● DATA LISTING:
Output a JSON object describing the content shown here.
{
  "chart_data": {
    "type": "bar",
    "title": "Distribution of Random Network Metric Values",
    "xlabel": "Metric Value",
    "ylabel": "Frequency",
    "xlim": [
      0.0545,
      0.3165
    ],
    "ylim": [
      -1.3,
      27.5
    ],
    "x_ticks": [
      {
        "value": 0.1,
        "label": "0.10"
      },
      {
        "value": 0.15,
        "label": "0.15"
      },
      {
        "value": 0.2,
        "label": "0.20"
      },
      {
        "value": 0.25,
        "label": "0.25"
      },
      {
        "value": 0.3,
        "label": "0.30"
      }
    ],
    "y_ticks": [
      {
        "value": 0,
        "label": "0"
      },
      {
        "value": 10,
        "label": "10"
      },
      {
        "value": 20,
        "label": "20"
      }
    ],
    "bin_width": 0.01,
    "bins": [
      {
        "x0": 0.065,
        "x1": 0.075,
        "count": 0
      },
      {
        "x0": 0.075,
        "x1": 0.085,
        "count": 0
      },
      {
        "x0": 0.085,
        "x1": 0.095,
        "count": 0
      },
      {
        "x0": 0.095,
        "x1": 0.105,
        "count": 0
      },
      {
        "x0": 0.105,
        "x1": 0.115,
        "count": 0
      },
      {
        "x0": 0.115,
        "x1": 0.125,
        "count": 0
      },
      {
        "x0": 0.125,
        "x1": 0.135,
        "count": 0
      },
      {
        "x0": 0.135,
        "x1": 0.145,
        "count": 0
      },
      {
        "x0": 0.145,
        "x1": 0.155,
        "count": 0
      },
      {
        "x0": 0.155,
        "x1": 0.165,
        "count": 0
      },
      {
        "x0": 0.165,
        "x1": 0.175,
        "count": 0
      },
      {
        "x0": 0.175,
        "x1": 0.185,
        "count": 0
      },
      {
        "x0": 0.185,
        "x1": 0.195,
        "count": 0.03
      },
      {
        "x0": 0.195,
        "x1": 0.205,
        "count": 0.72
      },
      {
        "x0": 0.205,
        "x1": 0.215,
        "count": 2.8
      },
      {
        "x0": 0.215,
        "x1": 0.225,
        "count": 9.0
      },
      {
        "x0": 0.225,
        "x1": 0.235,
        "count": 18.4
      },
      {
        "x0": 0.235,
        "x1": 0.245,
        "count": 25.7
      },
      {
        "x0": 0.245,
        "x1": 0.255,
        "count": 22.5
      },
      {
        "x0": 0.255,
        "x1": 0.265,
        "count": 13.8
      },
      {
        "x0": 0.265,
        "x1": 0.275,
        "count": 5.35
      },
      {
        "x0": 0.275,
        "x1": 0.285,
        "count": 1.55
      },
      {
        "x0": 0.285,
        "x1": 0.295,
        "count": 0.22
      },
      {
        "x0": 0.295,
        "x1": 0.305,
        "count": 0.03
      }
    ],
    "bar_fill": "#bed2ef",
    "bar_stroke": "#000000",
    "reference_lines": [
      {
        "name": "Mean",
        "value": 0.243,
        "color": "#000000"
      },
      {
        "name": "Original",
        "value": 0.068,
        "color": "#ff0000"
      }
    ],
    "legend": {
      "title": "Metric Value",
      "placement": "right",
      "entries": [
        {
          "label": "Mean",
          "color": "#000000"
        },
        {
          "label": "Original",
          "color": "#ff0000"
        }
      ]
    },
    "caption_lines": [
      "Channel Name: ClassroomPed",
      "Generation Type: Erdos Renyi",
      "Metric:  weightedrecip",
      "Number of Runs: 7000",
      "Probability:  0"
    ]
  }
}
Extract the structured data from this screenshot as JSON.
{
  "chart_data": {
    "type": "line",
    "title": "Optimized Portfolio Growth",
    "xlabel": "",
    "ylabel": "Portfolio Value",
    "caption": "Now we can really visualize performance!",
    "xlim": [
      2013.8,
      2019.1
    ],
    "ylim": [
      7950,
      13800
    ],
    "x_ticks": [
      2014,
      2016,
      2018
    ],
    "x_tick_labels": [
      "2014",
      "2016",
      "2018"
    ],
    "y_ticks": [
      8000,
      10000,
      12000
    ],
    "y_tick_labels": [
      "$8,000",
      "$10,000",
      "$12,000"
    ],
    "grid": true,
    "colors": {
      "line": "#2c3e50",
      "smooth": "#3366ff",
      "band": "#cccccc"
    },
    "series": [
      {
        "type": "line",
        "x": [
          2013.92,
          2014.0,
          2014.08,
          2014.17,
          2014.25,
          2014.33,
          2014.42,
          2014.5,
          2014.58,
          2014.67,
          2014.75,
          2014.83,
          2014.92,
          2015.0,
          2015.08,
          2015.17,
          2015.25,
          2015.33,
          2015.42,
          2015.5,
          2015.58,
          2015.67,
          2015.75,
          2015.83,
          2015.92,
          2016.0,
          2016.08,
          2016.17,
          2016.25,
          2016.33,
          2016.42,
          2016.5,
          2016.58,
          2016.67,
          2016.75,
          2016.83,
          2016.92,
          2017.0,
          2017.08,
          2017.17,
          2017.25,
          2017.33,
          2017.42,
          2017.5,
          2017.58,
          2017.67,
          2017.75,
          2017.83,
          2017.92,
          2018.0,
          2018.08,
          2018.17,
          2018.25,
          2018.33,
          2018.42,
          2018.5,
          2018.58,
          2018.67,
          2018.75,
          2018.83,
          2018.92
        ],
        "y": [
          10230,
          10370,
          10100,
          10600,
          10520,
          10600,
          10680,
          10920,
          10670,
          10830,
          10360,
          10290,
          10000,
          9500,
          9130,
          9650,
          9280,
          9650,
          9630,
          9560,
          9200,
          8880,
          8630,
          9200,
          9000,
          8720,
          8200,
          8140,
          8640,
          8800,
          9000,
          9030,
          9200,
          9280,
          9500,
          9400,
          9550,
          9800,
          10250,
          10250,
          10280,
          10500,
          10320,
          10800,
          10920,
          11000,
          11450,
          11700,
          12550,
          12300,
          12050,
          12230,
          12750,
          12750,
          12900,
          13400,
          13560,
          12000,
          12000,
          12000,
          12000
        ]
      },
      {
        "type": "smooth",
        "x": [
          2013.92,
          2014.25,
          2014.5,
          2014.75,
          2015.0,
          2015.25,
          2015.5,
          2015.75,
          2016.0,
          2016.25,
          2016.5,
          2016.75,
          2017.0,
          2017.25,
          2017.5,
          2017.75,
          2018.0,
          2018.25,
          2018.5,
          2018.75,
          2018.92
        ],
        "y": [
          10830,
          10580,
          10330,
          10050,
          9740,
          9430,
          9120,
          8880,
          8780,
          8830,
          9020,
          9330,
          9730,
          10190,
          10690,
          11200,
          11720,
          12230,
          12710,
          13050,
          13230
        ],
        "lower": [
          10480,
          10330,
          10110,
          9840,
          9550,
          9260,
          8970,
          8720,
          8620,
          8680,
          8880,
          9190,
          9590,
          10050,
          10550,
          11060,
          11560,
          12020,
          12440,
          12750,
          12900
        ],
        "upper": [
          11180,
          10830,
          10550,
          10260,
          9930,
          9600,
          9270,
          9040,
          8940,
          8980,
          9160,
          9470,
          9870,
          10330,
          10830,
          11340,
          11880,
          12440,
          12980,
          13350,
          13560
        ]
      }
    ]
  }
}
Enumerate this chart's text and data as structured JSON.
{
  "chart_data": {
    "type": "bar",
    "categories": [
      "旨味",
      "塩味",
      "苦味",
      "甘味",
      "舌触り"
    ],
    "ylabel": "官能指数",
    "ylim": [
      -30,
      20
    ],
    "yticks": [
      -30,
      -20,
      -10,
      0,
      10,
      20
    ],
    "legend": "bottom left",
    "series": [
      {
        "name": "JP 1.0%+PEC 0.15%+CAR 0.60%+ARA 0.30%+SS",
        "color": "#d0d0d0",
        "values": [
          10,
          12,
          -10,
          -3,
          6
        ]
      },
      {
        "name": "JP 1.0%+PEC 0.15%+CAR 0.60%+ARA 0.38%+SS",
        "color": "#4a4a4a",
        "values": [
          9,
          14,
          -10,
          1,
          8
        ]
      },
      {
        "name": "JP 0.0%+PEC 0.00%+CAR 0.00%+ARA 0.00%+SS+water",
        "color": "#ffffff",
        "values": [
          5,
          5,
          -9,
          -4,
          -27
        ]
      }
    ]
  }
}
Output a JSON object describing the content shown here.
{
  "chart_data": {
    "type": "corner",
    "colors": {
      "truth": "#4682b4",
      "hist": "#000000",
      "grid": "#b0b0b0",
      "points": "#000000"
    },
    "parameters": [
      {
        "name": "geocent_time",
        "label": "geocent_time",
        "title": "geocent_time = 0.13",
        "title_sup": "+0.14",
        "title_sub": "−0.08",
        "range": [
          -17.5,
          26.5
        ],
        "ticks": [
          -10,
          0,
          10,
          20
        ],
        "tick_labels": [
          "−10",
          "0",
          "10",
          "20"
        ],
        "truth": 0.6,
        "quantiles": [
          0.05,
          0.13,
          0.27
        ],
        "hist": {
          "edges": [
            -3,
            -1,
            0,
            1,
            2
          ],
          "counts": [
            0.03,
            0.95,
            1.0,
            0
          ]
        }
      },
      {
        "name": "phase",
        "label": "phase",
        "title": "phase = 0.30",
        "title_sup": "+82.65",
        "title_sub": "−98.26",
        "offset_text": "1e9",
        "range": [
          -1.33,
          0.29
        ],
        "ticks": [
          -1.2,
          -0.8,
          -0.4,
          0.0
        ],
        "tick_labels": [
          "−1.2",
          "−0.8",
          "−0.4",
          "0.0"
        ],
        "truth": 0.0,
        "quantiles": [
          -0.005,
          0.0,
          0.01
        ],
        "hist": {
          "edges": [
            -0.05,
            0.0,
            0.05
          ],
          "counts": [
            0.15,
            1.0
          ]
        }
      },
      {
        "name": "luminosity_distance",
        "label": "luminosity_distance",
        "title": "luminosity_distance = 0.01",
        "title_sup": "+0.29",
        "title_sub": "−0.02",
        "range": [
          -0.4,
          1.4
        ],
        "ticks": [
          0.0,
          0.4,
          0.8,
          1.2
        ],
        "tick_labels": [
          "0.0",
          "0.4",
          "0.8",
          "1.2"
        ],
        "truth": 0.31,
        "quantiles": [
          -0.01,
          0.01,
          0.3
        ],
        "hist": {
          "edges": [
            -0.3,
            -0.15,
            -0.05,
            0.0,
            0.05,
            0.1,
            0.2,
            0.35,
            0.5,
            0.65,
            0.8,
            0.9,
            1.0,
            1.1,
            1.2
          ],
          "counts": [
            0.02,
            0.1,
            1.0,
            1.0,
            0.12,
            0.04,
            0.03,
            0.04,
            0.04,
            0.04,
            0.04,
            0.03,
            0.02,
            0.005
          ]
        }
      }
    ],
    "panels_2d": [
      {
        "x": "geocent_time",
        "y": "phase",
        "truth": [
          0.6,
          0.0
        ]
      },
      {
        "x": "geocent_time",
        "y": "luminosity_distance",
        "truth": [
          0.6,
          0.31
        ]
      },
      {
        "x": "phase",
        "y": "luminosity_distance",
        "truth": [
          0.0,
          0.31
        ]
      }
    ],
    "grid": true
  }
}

● GIVEN REQUEST:
State the count of lines with the word "structured" in them, and write nothing else.

● FINAL RESULT:
2